Required task:
Reproduce the data below in full and exclude every picture.

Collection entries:

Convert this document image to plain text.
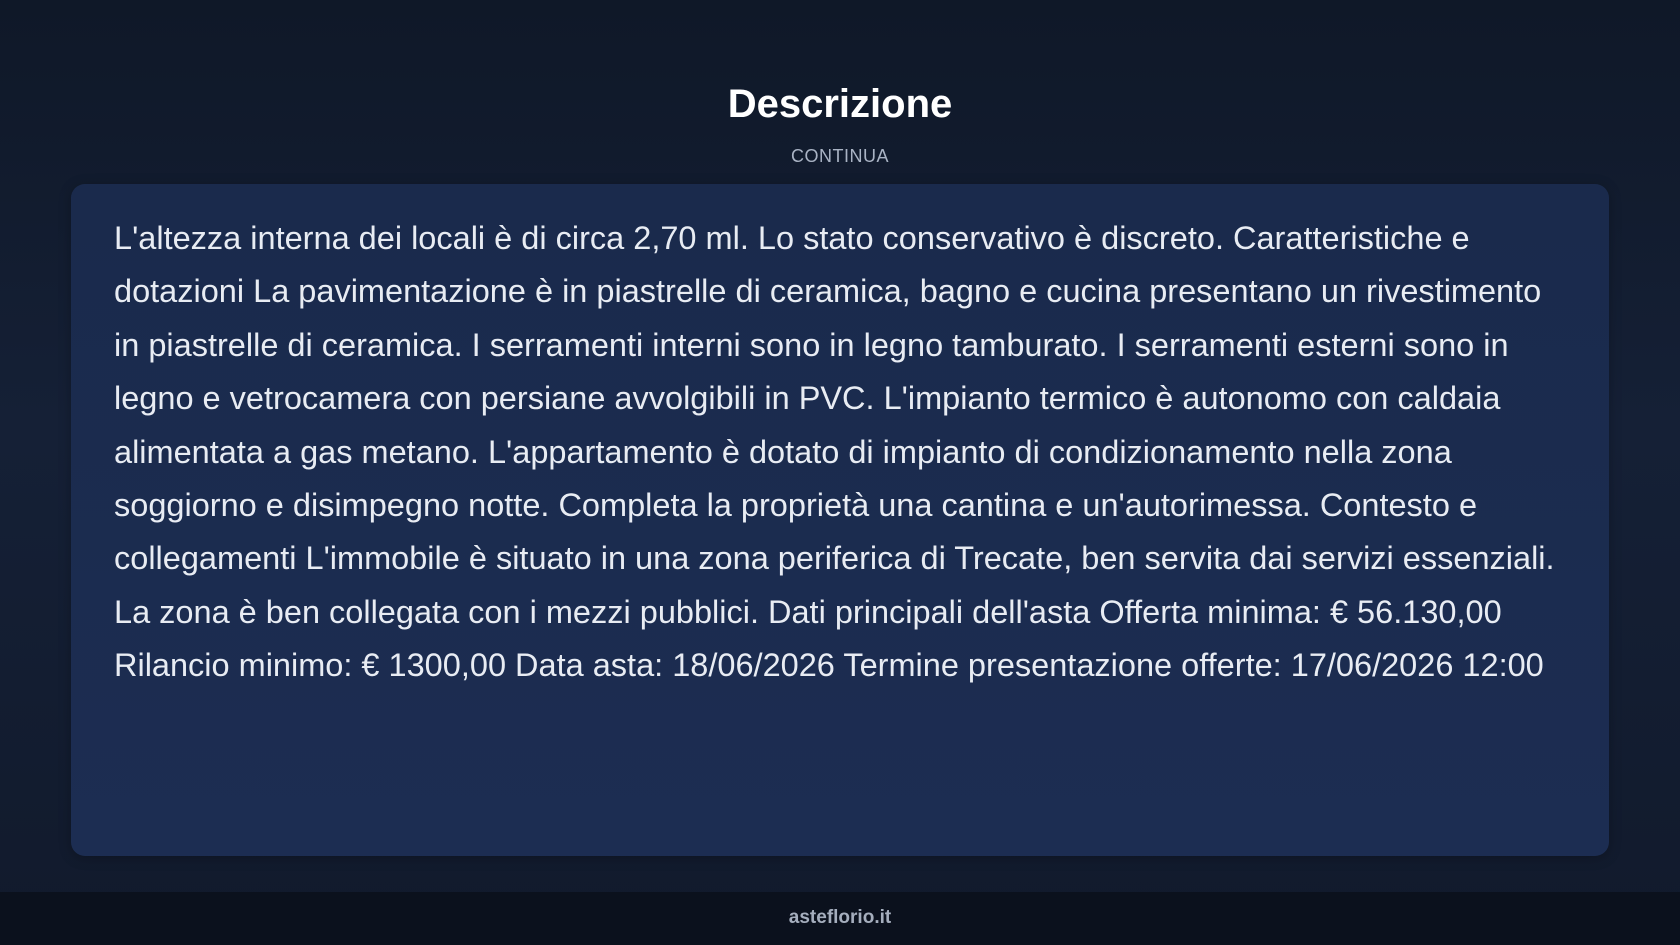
Descrizione
CONTINUA

L'altezza interna dei locali è di circa 2,70 ml. Lo stato conservativo è discreto. Caratteristiche e dotazioni La pavimentazione è in piastrelle di ceramica, bagno e cucina presentano un rivestimento in piastrelle di ceramica. I serramenti interni sono in legno tamburato. I serramenti esterni sono in legno e vetrocamera con persiane avvolgibili in PVC. L'impianto termico è autonomo con caldaia alimentata a gas metano. L'appartamento è dotato di impianto di condizionamento nella zona soggiorno e disimpegno notte. Completa la proprietà una cantina e un'autorimessa. Contesto e collegamenti L'immobile è situato in una zona periferica di Trecate, ben servita dai servizi essenziali. La zona è ben collegata con i mezzi pubblici. Dati principali dell'asta Offerta minima: € 56.130,00 Rilancio minimo: € 1300,00 Data asta: 18/06/2026 Termine presentazione offerte: 17/06/2026 12:00

asteflorio.it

Problem solution:
Convert this document image to plain text.
Descrizione
CONTINUA

L'altezza interna dei locali è di circa 2,70 ml. Lo stato conservativo è discreto. Caratteristiche e dotazioni La pavimentazione è in piastrelle di ceramica, bagno e cucina presentano un rivestimento in piastrelle di ceramica. I serramenti interni sono in legno tamburato. I serramenti esterni sono in legno e vetrocamera con persiane avvolgibili in PVC. L'impianto termico è autonomo con caldaia alimentata a gas metano. L'appartamento è dotato di impianto di condizionamento nella zona soggiorno e disimpegno notte. Completa la proprietà una cantina e un'autorimessa. Contesto e collegamenti L'immobile è situato in una zona periferica di Trecate, ben servita dai servizi essenziali. La zona è ben collegata con i mezzi pubblici. Dati principali dell'asta Offerta minima: € 56.130,00 Rilancio minimo: € 1300,00 Data asta: 18/06/2026 Termine presentazione offerte: 17/06/2026 12:00

asteflorio.it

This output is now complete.